:: Required work ::
1. In the TIG welding text, what does the Hot Start feature use to conduct spikes of high current?
2. Copy the TIG welding text word for word from "This can create" to "the base material.".
3. Carry on writing the TIG welding text, starting after its final sentence.

:: Document section ::
+ + + + +
When you consider that TIG welding is typically the welding process
of choice for very critical and expensive applications, having a machine
capable of the best starting performance is paramount. Most TIG machines
use high frequency to establish the arc. Although this accomplishes
arc initiation, in most DC TIG machines the high frequency remains
on for a long duration and with a high intensity until the arc stabilizes.
This can create tracking marks on the weld surface which, for some
applications in the aerospace industry, is viewed as a weld rejection.
To improve arc starting, some competitive TIG machines use a ‘Hot
Start’ feature. Hot Start utilizes a silicon controlled rectifier
(SCR) to conduct spikes of high current to start the arc more quickly
and reduce the duration of high frequency. However, this method can
also be problematic on thin materials because Hot Start can uncontrollably
melt away the base material. 
Since
TIG is often used in applications that require very precise control
of heat input, such as thin weldments, or aerospace, nuclear piping
and motorsports, it is critical to have excellent low-end control.
+ + + + +
Layout coordinate data

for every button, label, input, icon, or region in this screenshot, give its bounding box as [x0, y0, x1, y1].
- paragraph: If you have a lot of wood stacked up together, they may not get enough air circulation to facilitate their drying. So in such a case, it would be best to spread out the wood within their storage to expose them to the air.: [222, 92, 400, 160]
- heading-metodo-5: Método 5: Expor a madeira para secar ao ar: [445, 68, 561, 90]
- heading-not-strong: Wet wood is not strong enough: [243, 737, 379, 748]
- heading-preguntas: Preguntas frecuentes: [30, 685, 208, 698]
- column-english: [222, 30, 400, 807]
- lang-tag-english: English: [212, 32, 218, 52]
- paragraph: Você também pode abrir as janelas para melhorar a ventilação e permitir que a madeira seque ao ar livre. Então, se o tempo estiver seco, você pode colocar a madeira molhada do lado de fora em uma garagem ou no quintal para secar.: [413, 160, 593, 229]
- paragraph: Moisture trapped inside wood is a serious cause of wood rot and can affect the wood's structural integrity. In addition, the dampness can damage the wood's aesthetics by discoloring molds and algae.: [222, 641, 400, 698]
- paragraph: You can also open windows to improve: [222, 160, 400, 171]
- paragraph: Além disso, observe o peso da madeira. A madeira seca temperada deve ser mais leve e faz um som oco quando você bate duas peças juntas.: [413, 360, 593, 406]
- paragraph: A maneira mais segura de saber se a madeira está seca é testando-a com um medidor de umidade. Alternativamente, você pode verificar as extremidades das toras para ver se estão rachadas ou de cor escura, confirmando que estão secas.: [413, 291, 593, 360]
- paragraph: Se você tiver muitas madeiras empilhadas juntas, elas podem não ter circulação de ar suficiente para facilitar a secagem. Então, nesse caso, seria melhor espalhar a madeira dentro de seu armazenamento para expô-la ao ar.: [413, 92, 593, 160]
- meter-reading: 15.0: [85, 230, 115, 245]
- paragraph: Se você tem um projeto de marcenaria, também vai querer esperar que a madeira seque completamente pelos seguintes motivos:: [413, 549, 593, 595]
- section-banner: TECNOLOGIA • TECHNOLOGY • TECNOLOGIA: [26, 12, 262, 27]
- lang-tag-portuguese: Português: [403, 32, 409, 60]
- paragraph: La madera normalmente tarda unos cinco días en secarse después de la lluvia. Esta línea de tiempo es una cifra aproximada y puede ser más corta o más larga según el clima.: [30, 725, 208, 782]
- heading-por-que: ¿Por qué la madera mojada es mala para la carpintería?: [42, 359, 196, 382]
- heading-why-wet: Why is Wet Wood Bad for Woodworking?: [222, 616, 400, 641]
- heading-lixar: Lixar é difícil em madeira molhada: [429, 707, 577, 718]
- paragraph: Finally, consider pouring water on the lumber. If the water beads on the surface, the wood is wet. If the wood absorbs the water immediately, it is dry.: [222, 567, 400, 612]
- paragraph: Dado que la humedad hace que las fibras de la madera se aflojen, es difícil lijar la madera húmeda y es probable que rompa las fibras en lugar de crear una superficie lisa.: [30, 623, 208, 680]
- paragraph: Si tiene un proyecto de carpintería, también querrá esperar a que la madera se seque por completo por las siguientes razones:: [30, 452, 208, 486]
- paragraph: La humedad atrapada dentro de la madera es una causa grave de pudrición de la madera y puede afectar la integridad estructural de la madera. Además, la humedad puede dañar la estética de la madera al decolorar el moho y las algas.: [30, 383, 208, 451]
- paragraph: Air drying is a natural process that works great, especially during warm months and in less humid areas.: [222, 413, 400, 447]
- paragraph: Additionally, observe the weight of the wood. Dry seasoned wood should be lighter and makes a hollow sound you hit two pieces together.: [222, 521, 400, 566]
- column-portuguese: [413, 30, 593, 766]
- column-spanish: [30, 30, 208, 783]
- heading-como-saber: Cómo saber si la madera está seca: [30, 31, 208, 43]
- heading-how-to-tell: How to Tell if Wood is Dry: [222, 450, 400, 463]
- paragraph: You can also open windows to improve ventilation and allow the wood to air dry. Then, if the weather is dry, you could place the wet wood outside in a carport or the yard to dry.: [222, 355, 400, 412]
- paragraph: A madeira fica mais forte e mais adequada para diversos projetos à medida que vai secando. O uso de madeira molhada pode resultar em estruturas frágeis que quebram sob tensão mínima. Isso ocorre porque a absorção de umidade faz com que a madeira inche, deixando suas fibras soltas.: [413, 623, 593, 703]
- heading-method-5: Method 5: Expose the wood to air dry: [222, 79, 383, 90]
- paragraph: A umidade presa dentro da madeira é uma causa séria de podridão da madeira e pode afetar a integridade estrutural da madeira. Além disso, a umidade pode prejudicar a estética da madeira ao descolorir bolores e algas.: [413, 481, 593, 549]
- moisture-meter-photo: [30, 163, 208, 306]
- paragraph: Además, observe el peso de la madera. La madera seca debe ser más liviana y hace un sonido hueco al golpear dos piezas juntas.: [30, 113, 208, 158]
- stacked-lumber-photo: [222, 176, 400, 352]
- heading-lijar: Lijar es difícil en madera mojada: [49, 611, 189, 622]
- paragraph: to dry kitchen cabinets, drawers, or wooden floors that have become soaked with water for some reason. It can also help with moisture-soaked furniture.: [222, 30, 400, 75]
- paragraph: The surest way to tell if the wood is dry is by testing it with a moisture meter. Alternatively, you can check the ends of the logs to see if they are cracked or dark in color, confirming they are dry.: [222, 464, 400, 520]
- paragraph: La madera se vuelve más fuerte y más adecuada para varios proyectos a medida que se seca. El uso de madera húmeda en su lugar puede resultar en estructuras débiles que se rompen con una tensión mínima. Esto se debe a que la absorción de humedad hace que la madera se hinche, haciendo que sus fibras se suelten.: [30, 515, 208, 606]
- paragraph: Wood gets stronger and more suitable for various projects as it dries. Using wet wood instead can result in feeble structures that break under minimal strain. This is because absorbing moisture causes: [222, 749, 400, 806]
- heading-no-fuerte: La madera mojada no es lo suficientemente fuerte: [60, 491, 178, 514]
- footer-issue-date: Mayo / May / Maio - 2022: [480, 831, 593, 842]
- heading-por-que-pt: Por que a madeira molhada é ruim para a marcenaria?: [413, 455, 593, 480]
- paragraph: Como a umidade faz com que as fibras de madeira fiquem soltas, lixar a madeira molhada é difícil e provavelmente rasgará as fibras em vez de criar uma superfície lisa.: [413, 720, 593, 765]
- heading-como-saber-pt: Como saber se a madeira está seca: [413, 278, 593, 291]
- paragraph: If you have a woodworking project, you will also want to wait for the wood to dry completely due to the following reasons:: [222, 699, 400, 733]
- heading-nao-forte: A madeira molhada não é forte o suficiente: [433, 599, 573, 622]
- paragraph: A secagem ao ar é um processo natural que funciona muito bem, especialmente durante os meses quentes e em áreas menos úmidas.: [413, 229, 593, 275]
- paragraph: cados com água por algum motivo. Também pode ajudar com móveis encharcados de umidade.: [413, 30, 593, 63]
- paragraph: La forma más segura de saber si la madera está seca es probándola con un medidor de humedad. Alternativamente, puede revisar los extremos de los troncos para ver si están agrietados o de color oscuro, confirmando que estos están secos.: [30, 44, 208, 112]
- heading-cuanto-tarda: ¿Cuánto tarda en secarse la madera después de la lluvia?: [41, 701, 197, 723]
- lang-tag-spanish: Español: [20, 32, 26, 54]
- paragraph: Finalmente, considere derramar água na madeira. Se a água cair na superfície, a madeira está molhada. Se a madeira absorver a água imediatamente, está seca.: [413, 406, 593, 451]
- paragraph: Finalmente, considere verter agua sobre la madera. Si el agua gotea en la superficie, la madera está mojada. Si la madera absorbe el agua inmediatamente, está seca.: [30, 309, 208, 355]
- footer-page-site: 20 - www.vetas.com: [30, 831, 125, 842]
+ + + + +
:: Answers to the exercises ::
1. A silicon controlled rectifier (SCR).

2.
This can create tracking marks on the weld surface which, for some
applications in the aerospace industry, is viewed as a weld rejection.
To improve arc starting, some competitive TIG machines use a ‘Hot
Start’ feature. Hot Start utilizes a silicon controlled rectifier
(SCR) to conduct spikes of high current to start the arc more quickly
and reduce the duration of high frequency. However, this method can
also be problematic on thin materials because Hot Start can uncontrollably
melt away the base material.

3.
During the interviewing process, Lincoln determined that customers
required a machine that could start and weld down to a 5 amp minimum
– though a machine that could weld even lower was preferred. 
Because
most failures occur in weld starts and stops, the need for precise
crater fill is also imperative. One of the most frequent complaints
TIG operators voiced was the problem associated with lowering the
current to fill a crater at the end of the weld. 
When
welding on materials such as aluminum, the operator needs to balance
penetration (the negative portion of the AC output) and cleaning (the
positive portion of the AC output). If the operator favors cleaning,
the weld will have a wide cleaning zone seen as a white, frosted edge
next to the weld bead. For industries such as aerospace, this cleaning
zone is viewed as a surface condition that can lead to weld rejection.
Therefore, it is desirable to be able to adjust the AC-balance more
toward penetration to minimize this zone. The Precision TIG has an
extended AC-balance range allowing the operator to manually adjust
the balance to less cleaning action if the particular application
demands it.